───── Data provided ─────

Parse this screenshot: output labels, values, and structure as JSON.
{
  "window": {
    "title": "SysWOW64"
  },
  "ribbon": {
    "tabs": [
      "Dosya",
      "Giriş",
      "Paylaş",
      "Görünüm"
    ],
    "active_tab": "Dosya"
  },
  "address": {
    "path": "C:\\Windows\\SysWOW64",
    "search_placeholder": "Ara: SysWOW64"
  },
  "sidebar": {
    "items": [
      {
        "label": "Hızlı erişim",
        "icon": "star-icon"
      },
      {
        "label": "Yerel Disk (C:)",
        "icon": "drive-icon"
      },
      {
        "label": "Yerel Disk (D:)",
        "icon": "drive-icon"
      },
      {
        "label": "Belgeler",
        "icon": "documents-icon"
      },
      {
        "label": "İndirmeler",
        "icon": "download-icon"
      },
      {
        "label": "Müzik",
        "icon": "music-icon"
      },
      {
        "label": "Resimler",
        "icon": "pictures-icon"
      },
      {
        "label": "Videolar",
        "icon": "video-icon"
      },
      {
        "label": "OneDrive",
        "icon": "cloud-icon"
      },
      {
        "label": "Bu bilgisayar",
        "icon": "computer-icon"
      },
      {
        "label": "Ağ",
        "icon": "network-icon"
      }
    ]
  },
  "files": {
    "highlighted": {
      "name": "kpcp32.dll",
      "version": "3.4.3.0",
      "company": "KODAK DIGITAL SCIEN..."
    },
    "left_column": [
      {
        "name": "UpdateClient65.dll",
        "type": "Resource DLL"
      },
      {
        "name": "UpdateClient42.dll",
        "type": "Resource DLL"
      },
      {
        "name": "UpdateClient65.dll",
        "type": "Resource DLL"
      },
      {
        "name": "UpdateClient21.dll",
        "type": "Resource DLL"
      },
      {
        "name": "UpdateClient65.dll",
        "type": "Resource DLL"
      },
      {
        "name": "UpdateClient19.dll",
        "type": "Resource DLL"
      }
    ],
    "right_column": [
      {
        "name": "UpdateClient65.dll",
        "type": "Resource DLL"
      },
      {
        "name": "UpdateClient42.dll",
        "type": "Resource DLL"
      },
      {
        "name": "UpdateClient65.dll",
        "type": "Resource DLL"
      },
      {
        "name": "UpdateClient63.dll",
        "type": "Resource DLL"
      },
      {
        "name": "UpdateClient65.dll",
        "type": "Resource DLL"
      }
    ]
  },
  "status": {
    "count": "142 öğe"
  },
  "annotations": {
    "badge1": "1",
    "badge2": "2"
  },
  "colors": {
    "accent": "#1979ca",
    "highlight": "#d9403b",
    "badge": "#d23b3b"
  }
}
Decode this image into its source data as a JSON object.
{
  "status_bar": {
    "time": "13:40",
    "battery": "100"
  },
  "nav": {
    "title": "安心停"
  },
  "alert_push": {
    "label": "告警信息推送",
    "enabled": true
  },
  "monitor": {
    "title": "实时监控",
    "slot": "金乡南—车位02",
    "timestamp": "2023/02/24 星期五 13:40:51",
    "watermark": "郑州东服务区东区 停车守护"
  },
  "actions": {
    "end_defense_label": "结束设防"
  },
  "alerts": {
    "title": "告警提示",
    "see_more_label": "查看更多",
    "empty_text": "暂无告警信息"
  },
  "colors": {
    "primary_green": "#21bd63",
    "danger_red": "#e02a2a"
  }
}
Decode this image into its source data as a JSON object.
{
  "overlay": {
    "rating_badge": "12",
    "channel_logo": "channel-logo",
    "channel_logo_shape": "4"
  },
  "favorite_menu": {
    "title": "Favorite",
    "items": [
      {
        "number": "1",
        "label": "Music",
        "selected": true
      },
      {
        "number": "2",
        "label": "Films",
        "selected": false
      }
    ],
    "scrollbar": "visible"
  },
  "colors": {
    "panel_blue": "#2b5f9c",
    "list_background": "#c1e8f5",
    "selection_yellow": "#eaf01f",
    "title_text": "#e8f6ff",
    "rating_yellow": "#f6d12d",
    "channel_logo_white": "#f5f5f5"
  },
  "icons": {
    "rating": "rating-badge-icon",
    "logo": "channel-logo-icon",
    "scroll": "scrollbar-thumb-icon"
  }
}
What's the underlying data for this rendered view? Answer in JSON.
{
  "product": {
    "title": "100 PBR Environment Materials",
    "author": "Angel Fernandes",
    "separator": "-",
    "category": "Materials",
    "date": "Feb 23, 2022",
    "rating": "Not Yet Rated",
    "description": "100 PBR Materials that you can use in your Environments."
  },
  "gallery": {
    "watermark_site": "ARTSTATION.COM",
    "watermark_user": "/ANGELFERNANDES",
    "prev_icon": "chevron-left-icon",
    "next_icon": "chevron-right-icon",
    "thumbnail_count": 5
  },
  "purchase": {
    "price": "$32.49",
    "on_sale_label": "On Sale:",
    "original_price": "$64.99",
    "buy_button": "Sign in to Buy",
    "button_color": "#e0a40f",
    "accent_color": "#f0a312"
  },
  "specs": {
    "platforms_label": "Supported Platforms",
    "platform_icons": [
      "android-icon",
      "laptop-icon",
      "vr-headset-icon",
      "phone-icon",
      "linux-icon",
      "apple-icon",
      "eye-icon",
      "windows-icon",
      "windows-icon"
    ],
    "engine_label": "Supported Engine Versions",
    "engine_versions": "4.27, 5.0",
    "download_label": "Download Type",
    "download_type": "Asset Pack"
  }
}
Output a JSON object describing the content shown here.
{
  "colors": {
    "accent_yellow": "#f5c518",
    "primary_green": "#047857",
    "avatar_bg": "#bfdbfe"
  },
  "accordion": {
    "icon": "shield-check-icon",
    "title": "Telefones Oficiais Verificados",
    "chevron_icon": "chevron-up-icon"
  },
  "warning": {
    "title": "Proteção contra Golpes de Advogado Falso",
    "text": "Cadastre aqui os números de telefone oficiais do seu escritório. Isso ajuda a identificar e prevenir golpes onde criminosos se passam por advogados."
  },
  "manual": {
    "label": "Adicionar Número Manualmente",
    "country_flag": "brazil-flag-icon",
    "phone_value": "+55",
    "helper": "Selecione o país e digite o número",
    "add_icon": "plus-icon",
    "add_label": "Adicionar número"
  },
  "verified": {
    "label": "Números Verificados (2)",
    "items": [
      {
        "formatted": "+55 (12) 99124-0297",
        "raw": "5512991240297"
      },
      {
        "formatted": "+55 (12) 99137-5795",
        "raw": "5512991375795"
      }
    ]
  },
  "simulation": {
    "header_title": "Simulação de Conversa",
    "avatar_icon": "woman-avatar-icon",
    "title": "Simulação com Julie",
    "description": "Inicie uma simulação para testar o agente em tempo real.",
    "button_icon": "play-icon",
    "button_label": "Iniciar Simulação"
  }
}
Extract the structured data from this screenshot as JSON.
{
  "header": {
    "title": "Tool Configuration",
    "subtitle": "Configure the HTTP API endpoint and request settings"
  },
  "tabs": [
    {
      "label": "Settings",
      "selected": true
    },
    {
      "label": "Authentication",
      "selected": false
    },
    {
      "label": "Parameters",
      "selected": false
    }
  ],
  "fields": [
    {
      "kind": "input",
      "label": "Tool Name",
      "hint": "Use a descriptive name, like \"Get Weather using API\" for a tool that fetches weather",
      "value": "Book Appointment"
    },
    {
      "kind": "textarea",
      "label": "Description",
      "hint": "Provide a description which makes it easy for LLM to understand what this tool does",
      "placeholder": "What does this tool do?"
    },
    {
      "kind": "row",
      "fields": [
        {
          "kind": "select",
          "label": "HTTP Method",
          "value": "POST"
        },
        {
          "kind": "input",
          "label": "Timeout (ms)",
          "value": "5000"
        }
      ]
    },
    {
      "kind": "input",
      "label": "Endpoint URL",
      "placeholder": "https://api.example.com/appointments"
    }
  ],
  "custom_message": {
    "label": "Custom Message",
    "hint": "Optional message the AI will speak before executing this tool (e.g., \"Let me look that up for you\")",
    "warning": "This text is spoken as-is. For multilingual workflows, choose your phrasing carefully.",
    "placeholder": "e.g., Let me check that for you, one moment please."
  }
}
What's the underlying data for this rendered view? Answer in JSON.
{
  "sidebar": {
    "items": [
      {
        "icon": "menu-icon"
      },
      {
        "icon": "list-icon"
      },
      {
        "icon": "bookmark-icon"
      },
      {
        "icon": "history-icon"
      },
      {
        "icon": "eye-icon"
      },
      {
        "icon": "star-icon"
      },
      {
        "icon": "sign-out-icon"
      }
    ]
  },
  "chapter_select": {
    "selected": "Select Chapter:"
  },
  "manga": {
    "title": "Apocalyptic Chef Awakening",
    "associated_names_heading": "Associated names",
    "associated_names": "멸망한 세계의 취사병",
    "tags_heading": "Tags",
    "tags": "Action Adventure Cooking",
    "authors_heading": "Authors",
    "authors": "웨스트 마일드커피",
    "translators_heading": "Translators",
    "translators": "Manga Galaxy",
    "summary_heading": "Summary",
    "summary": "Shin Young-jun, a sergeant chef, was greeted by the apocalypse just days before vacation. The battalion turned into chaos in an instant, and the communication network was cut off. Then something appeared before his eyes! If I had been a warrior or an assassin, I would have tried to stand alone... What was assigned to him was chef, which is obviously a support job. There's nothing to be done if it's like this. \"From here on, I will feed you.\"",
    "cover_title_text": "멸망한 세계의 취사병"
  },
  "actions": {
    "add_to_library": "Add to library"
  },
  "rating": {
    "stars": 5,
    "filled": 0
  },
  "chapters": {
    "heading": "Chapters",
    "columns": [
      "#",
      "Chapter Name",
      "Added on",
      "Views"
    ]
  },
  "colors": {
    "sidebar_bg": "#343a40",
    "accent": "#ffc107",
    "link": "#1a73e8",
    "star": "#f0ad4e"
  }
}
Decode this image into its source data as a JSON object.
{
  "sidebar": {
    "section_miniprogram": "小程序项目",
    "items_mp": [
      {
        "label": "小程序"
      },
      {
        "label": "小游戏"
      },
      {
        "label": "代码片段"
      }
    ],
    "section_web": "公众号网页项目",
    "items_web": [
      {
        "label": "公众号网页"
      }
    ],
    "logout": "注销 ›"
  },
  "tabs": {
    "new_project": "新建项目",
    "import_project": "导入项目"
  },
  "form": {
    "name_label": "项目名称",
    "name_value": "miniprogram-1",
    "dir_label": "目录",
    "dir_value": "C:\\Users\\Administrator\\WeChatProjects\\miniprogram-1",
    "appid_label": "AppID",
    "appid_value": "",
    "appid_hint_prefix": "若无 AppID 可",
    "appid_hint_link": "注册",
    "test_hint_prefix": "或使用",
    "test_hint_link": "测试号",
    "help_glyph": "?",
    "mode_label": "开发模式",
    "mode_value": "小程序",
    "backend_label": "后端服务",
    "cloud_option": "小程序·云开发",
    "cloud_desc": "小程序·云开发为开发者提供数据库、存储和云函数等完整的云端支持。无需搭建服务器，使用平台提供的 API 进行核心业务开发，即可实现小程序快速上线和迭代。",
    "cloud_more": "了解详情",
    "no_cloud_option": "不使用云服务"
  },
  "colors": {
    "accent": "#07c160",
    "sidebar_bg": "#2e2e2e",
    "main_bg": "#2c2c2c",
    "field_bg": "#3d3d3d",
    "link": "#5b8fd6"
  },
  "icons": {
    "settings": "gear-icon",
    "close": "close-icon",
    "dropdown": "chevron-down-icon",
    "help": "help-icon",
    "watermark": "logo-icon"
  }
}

─────

▸ The problem
Tally the lines of the listing that include "scrollbar". Reply with nothing but the count.

▸ Written response
2